Provided data:

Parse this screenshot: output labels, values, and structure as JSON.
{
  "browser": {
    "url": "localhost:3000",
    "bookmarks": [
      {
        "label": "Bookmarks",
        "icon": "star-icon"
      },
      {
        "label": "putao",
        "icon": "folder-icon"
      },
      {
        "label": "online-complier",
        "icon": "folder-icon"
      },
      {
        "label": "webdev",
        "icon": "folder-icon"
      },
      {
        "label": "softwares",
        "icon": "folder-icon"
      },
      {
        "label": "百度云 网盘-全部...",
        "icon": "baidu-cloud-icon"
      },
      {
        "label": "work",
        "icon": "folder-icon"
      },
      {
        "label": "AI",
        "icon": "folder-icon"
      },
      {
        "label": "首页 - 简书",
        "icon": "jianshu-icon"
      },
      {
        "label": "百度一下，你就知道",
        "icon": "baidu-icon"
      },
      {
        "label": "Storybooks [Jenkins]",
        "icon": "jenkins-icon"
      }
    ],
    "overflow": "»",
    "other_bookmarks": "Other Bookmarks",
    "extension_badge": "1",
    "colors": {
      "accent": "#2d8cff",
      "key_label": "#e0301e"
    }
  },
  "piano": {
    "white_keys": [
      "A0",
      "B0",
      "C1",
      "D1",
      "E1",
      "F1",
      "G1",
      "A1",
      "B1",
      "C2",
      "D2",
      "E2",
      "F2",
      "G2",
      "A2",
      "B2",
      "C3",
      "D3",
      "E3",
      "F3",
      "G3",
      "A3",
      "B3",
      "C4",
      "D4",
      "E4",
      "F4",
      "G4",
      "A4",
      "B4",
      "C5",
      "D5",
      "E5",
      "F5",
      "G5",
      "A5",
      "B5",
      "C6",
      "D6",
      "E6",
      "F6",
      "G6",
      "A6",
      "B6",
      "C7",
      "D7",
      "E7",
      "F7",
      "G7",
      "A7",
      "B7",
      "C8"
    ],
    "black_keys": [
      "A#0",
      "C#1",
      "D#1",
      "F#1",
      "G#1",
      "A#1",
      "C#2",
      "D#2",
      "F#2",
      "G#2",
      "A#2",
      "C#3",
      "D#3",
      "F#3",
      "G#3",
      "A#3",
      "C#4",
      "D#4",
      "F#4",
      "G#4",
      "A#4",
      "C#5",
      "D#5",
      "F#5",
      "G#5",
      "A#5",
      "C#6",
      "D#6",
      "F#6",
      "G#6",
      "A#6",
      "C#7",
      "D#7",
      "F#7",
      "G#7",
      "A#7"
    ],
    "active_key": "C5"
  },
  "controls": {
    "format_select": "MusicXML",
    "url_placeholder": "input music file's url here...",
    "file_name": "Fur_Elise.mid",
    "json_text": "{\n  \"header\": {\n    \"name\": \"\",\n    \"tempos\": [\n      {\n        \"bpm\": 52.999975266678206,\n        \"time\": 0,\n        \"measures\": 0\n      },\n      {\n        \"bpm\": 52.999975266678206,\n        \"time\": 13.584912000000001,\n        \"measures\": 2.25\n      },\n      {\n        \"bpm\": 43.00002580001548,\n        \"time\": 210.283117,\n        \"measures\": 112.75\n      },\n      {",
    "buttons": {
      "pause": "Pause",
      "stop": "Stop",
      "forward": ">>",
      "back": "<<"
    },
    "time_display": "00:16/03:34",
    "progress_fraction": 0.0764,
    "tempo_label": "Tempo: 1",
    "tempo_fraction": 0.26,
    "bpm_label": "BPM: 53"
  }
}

What the task requires: Please reproduce every line of the material word for word.

Solution for this task:
Parse this screenshot: output labels, values, and structure as JSON.
{
  "browser": {
    "url": "localhost:3000",
    "bookmarks": [
      {
        "label": "Bookmarks",
        "icon": "star-icon"
      },
      {
        "label": "putao",
        "icon": "folder-icon"
      },
      {
        "label": "online-complier",
        "icon": "folder-icon"
      },
      {
        "label": "webdev",
        "icon": "folder-icon"
      },
      {
        "label": "softwares",
        "icon": "folder-icon"
      },
      {
        "label": "百度云 网盘-全部...",
        "icon": "baidu-cloud-icon"
      },
      {
        "label": "work",
        "icon": "folder-icon"
      },
      {
        "label": "AI",
        "icon": "folder-icon"
      },
      {
        "label": "首页 - 简书",
        "icon": "jianshu-icon"
      },
      {
        "label": "百度一下，你就知道",
        "icon": "baidu-icon"
      },
      {
        "label": "Storybooks [Jenkins]",
        "icon": "jenkins-icon"
      }
    ],
    "overflow": "»",
    "other_bookmarks": "Other Bookmarks",
    "extension_badge": "1",
    "colors": {
      "accent": "#2d8cff",
      "key_label": "#e0301e"
    }
  },
  "piano": {
    "white_keys": [
      "A0",
      "B0",
      "C1",
      "D1",
      "E1",
      "F1",
      "G1",
      "A1",
      "B1",
      "C2",
      "D2",
      "E2",
      "F2",
      "G2",
      "A2",
      "B2",
      "C3",
      "D3",
      "E3",
      "F3",
      "G3",
      "A3",
      "B3",
      "C4",
      "D4",
      "E4",
      "F4",
      "G4",
      "A4",
      "B4",
      "C5",
      "D5",
      "E5",
      "F5",
      "G5",
      "A5",
      "B5",
      "C6",
      "D6",
      "E6",
      "F6",
      "G6",
      "A6",
      "B6",
      "C7",
      "D7",
      "E7",
      "F7",
      "G7",
      "A7",
      "B7",
      "C8"
    ],
    "black_keys": [
      "A#0",
      "C#1",
      "D#1",
      "F#1",
      "G#1",
      "A#1",
      "C#2",
      "D#2",
      "F#2",
      "G#2",
      "A#2",
      "C#3",
      "D#3",
      "F#3",
      "G#3",
      "A#3",
      "C#4",
      "D#4",
      "F#4",
      "G#4",
      "A#4",
      "C#5",
      "D#5",
      "F#5",
      "G#5",
      "A#5",
      "C#6",
      "D#6",
      "F#6",
      "G#6",
      "A#6",
      "C#7",
      "D#7",
      "F#7",
      "G#7",
      "A#7"
    ],
    "active_key": "C5"
  },
  "controls": {
    "format_select": "MusicXML",
    "url_placeholder": "input music file's url here...",
    "file_name": "Fur_Elise.mid",
    "json_text": "{\n  \"header\": {\n    \"name\": \"\",\n    \"tempos\": [\n      {\n        \"bpm\": 52.999975266678206,\n        \"time\": 0,\n        \"measures\": 0\n      },\n      {\n        \"bpm\": 52.999975266678206,\n        \"time\": 13.584912000000001,\n        \"measures\": 2.25\n      },\n      {\n        \"bpm\": 43.00002580001548,\n        \"time\": 210.283117,\n        \"measures\": 112.75\n      },\n      {",
    "buttons": {
      "pause": "Pause",
      "stop": "Stop",
      "forward": ">>",
      "back": "<<"
    },
    "time_display": "00:16/03:34",
    "progress_fraction": 0.0764,
    "tempo_label": "Tempo: 1",
    "tempo_fraction": 0.26,
    "bpm_label": "BPM: 53"
  }
}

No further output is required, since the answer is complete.